Section 20.    Access to Information. The Corporation shall provide Indemnitee with such information as the Corporation determines is reasonable under the circumstances to enable Indemnitee to enforce Indemnitee’s rights under this Agreement; provided that the Corporation shall not be required to deliver any information pursuant to this Section 20 if the provision of such information would, in the Corporation’s judgment, prejudice the Corporation’s rights or obligations in any Proceeding. The foregoing shall not prejudice the rights of Indemnitee to discovery or otherwise in a Proceeding commenced in the Delaware Court to enforce this Agreement. Indemnitee agrees that any information provided to Indemnitee pursuant to this section is material non-public information that Indemnitee is obligated to hold in confidence and may not disclose publicly or trade on the basis of; provided, however, that Indemnitee is permitted to use such information and to disclose such information to Indemnitee’s legal counsel solely in connection with defending Indemnitee from legal liability.
Section 21.    Identical Counterparts. This Agreement may be executed in one or more counterparts, each of which shall for all purposes be deemed to be an original but all of which together shall constitute one and the same Agreement. Only one such counterpart, signed by the party against whom enforceability is sought, may constitute evidence of the existence of this Agreement.

## EXERCISE TASK A
Transcribe the lines of the records verbatim, beginning with the line containing "- legend-box: [212, 164, 886, 248]" and ending with the line containing "- bar-segment: [2079, 248, 2306, 900]", both included.

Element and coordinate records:
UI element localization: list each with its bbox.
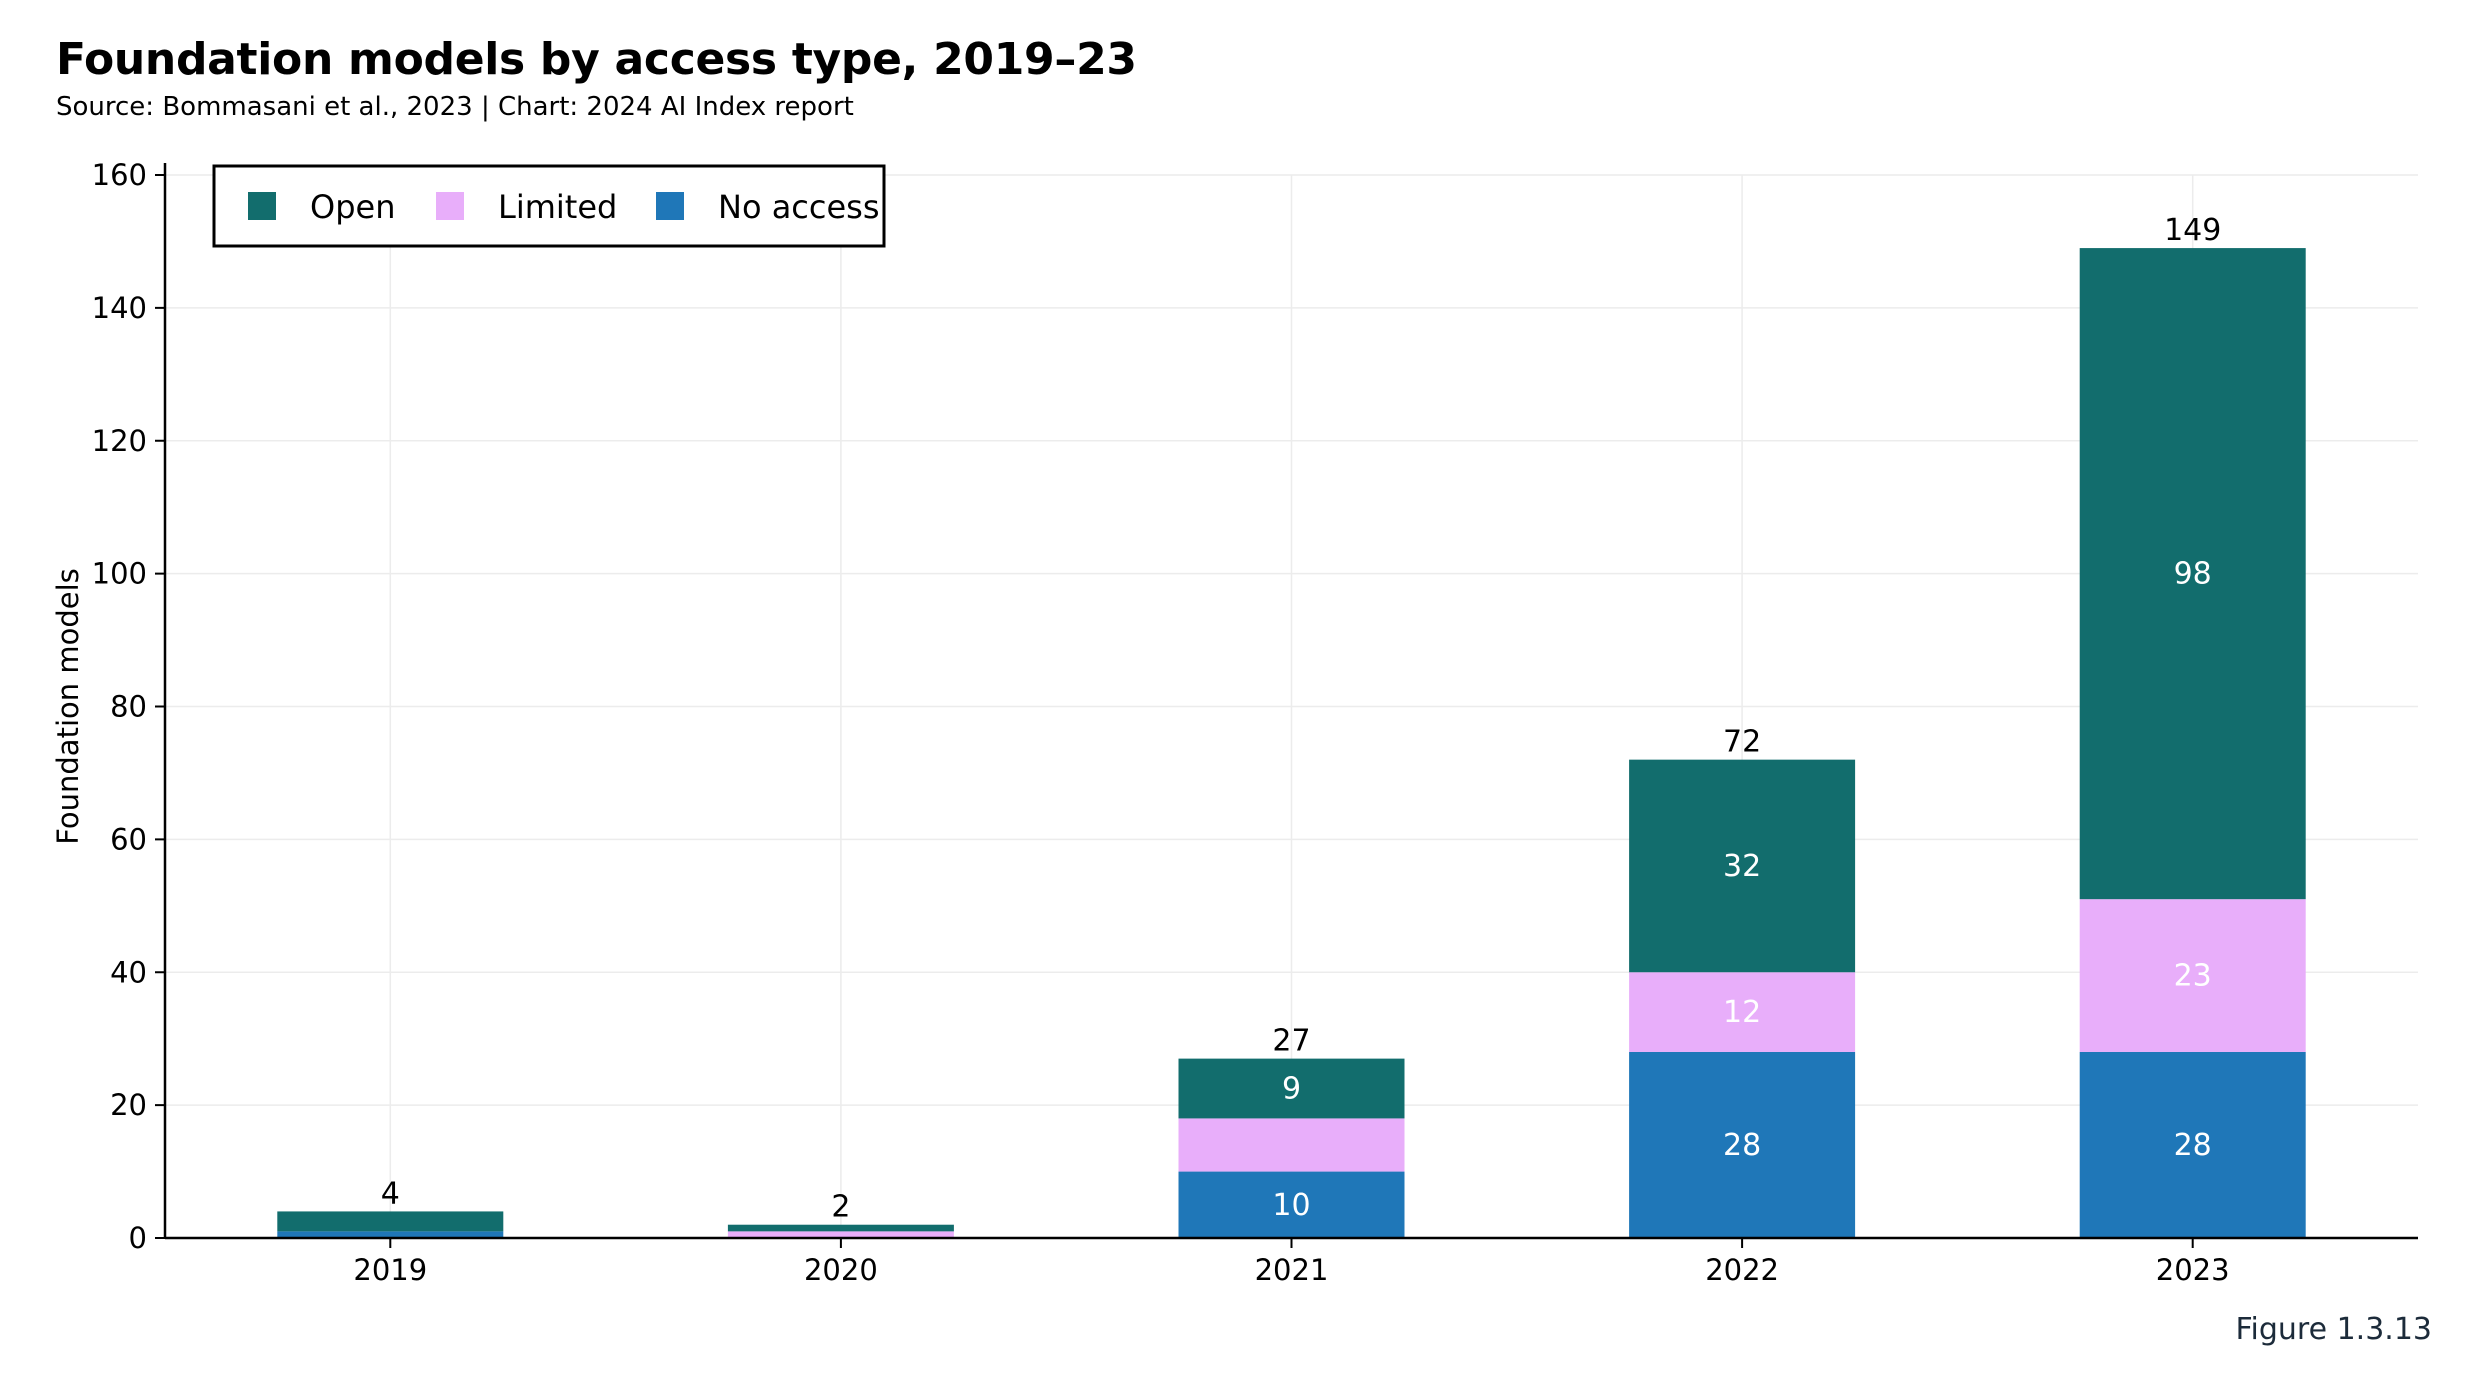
- legend-box: [212, 164, 886, 248]
- bar-segment: [2079, 899, 2306, 1052]
- y-tick-label: 40: [110, 955, 147, 989]
- bar-segment: [277, 1231, 504, 1238]
- total-label: 27: [1272, 1024, 1310, 1059]
- data-labels: 4 2 10 9 27 28 12 32 72 28 23 98 149: [381, 213, 2222, 1225]
- x-tick-label: 2023: [2156, 1253, 2230, 1287]
- segment-label: 28: [1723, 1128, 1761, 1163]
- bar-segment: [1178, 1058, 1405, 1119]
- total-label: 72: [1723, 725, 1761, 760]
- bar-segment: [727, 1231, 954, 1238]
- y-tick-label: 0: [129, 1221, 147, 1255]
- segment-label: 23: [2174, 959, 2212, 994]
- legend-swatch: [248, 192, 276, 220]
- total-label: 149: [2164, 213, 2221, 248]
- bars: [277, 248, 2306, 1238]
- y-tick-label: 140: [92, 291, 147, 325]
- figure-label: Figure 1.3.13: [2235, 1312, 2432, 1347]
- bar-segment: [1629, 1051, 1856, 1238]
- total-label: 2: [831, 1190, 850, 1225]
- legend-swatch: [656, 192, 684, 220]
- y-tick-label: 60: [110, 822, 147, 856]
- segment-label: 10: [1272, 1188, 1310, 1223]
- bar-segment: [1178, 1171, 1405, 1238]
- segment-label: 32: [1723, 849, 1761, 884]
- segment-label: 9: [1282, 1072, 1301, 1107]
- legend: Open Limited No access: [212, 164, 886, 248]
- y-tick-label: 120: [92, 424, 147, 458]
- bar-segment: [2079, 248, 2306, 900]
- axes: 0 20 40 60 80 100 120 140 160 2019 2020 2021 2022 202…: [51, 158, 2418, 1287]
- segment-label: 28: [2174, 1128, 2212, 1163]
- bar-segment: [727, 1224, 954, 1232]
- bar-segment: [1629, 972, 1856, 1052]
- bar-segment: [1178, 1118, 1405, 1172]
- x-tick-label: 2019: [353, 1253, 427, 1287]
- y-axis-title: Foundation models: [51, 568, 85, 845]
- x-tick-label: 2021: [1255, 1253, 1329, 1287]
- legend-label: Limited: [498, 188, 617, 226]
- bar-segment: [2079, 1051, 2306, 1238]
- bar-segment: [277, 1211, 504, 1232]
- x-tick-label: 2020: [804, 1253, 878, 1287]
- y-tick-label: 80: [110, 690, 147, 724]
- segment-label: 12: [1723, 995, 1761, 1030]
- legend-swatch: [436, 192, 464, 220]
- legend-label: No access: [718, 188, 880, 226]
- bar-segment: [1629, 759, 1856, 973]
- legend-label: Open: [310, 188, 395, 226]
- grid-lines: [165, 174, 2418, 1239]
- y-tick-label: 160: [92, 158, 147, 192]
- x-tick-label: 2022: [1705, 1253, 1779, 1287]
- segment-label: 98: [2174, 557, 2212, 592]
- y-tick-label: 100: [92, 557, 147, 591]
- chart-title: Foundation models by access type, 2019–2…: [56, 34, 1137, 85]
- chart-subtitle: Source: Bommasani et al., 2023 | Chart: …: [56, 92, 854, 122]
- total-label: 4: [381, 1176, 400, 1211]
- y-tick-label: 20: [110, 1088, 147, 1122]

## EXERCISE TASK B
Carry on the indemnification agreement text from its last sentence, continuing with the next part of the agreement.

## EXERCISE OUTPUT A
- legend-box: [212, 164, 886, 248]
- bar-segment: [2079, 899, 2306, 1052]
- y-tick-label: 40: [110, 955, 147, 989]
- bar-segment: [277, 1231, 504, 1238]
- total-label: 27: [1272, 1024, 1310, 1059]
- data-labels: 4 2 10 9 27 28 12 32 72 28 23 98 149: [381, 213, 2222, 1225]
- x-tick-label: 2023: [2156, 1253, 2230, 1287]
- segment-label: 28: [1723, 1128, 1761, 1163]
- bar-segment: [1178, 1058, 1405, 1119]
- total-label: 72: [1723, 725, 1761, 760]
- bar-segment: [727, 1231, 954, 1238]
- y-tick-label: 0: [129, 1221, 147, 1255]
- segment-label: 23: [2174, 959, 2212, 994]
- legend-swatch: [248, 192, 276, 220]
- total-label: 149: [2164, 213, 2221, 248]
- bars: [277, 248, 2306, 1238]
- y-tick-label: 140: [92, 291, 147, 325]
- figure-label: Figure 1.3.13: [2235, 1312, 2432, 1347]
- bar-segment: [1629, 1051, 1856, 1238]
- total-label: 2: [831, 1190, 850, 1225]
- legend-swatch: [656, 192, 684, 220]
- y-tick-label: 60: [110, 822, 147, 856]
- segment-label: 10: [1272, 1188, 1310, 1223]
- bar-segment: [1178, 1171, 1405, 1238]
- segment-label: 32: [1723, 849, 1761, 884]
- segment-label: 9: [1282, 1072, 1301, 1107]
- legend: Open Limited No access: [212, 164, 886, 248]
- y-tick-label: 120: [92, 424, 147, 458]
- bar-segment: [2079, 248, 2306, 900]

## EXERCISE OUTPUT B
Section 22.    Headings. The headings of the paragraphs of this Agreement are inserted for convenience only and shall not be deemed to constitute part of this Agreement or to affect the construction thereof.
Section 23.    Modification and Waiver. No supplement, modification or amendment of this Agreement shall be binding unless executed in writing by both of the parties hereto. No waiver of any of the provisions of this Agreement shall be deemed or shall constitute a waiver of any other provisions hereof (whether or not similar) nor shall such waiver constitute a continuing waiver.
Section 24.    Notice by Indemnitee. Indemnitee agrees to notify the Corporation promptly in writing upon being served with any summons, citation, subpoena, complaint, indictment, information or other document relating to any Proceeding or matter which may be subject to indemnification or advancement of Expenses covered hereunder.
Section 25.    Notices. All notices, requests, demands and other communications hereunder shall be in writing and shall be deemed to have been duly given if (i) delivered by hand and receipted for by the party to whom such notice or other communication shall have been directed, or (ii) mailed by certified or registered mail with postage prepaid, on the third business day after the date on which it is so mailed:
(a)    If to Indemnitee, to:




[Insert Address]
(b)    If to the Corporation, to:
Northrop Grumman Corporation
2980 Fairview Park Drive
Falls Church, Virginia 22042
Attention: Corporate Secretary
or to such other address as may have been furnished to Indemnitee by the Corporation or to the Corporation by Indemnitee, as the case may be.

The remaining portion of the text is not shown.